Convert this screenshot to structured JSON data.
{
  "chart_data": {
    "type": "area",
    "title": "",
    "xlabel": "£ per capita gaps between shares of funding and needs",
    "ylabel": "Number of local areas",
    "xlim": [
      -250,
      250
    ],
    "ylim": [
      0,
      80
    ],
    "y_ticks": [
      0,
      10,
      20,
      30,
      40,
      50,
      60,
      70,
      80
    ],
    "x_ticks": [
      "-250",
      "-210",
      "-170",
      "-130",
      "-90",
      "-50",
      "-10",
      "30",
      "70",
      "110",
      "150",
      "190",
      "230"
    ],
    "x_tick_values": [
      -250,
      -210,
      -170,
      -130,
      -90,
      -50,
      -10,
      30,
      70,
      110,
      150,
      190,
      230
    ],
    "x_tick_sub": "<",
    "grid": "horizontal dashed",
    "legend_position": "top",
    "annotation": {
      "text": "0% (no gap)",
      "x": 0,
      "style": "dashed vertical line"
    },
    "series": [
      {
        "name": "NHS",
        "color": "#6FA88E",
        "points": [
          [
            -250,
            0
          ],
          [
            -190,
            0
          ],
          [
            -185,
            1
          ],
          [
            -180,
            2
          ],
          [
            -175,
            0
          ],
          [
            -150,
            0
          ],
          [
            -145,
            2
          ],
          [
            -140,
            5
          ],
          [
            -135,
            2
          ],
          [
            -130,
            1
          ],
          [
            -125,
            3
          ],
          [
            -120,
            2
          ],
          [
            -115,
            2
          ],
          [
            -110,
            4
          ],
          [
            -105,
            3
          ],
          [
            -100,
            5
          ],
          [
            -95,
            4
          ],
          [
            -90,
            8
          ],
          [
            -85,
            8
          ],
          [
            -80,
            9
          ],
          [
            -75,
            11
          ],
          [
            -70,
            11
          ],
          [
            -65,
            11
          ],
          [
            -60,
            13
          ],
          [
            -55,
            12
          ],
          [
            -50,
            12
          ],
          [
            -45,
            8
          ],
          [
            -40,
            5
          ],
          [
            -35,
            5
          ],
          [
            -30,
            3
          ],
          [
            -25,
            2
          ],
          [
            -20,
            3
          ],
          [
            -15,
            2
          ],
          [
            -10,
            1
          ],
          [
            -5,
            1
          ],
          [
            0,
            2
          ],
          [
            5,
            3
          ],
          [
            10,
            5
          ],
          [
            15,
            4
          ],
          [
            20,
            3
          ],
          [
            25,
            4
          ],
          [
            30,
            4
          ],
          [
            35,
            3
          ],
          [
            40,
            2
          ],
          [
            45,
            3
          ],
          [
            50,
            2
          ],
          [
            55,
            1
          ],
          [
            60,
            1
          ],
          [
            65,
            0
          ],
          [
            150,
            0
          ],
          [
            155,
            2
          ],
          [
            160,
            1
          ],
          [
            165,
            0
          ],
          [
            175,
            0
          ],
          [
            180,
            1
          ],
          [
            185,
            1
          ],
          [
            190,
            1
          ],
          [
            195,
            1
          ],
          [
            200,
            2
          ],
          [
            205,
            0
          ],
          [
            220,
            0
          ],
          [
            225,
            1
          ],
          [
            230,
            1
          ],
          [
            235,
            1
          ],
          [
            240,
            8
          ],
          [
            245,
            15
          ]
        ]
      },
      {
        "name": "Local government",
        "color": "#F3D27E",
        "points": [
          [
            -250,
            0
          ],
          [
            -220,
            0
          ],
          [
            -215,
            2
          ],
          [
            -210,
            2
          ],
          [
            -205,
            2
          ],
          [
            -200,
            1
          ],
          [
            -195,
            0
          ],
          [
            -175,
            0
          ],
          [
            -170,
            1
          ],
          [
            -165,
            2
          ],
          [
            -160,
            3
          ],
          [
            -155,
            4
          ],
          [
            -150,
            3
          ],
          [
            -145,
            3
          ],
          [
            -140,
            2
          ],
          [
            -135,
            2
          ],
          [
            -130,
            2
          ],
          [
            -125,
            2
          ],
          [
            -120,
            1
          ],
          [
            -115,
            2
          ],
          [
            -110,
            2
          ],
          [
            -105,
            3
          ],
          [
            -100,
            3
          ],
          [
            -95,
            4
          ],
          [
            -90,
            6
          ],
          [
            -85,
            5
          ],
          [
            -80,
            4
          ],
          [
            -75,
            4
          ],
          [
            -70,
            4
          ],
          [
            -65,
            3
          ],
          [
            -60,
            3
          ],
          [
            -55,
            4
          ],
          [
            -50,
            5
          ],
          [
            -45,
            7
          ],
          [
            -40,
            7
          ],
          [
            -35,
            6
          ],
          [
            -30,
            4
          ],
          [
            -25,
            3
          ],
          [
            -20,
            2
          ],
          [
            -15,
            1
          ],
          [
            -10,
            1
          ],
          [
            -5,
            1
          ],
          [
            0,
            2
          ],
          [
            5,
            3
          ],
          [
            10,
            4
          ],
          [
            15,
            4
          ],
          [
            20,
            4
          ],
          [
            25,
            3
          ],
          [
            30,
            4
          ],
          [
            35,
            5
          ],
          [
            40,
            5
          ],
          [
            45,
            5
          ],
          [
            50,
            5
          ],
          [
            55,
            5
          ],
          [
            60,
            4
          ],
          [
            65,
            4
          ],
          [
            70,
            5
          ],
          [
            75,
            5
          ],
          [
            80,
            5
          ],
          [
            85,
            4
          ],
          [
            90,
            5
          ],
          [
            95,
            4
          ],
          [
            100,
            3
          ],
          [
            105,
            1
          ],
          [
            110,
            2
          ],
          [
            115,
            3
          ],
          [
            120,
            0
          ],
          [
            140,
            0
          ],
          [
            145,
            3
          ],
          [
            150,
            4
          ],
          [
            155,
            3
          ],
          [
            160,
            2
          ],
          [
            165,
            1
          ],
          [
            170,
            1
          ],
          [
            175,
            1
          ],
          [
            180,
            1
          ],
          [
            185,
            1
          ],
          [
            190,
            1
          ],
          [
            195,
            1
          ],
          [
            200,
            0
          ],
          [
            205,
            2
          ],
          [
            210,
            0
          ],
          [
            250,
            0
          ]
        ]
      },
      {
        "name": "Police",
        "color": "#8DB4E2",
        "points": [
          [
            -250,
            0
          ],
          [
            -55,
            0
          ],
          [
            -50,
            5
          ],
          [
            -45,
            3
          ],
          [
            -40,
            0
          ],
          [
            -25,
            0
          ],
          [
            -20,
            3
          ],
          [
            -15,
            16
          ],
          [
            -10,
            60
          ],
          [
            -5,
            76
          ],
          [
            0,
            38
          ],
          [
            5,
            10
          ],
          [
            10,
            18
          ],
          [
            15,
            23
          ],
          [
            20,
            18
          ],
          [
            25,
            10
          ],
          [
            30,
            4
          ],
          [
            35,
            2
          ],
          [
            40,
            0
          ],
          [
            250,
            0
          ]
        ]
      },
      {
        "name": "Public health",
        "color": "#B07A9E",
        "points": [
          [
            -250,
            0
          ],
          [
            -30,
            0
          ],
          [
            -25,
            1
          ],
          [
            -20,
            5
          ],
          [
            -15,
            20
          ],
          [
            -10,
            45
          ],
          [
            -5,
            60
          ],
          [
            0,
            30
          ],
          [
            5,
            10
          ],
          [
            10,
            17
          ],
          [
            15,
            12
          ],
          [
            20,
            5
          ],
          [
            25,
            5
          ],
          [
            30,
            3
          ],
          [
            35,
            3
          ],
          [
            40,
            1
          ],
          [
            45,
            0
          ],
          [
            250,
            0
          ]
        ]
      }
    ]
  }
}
——
**THE TASK**
Which lines of the data above contain "color"? Copy each one.

**SOLUTION FOR THIS PROBLEM**
        "color": "#6FA88E",
        "color": "#F3D27E",
        "color": "#8DB4E2",
        "color": "#B07A9E",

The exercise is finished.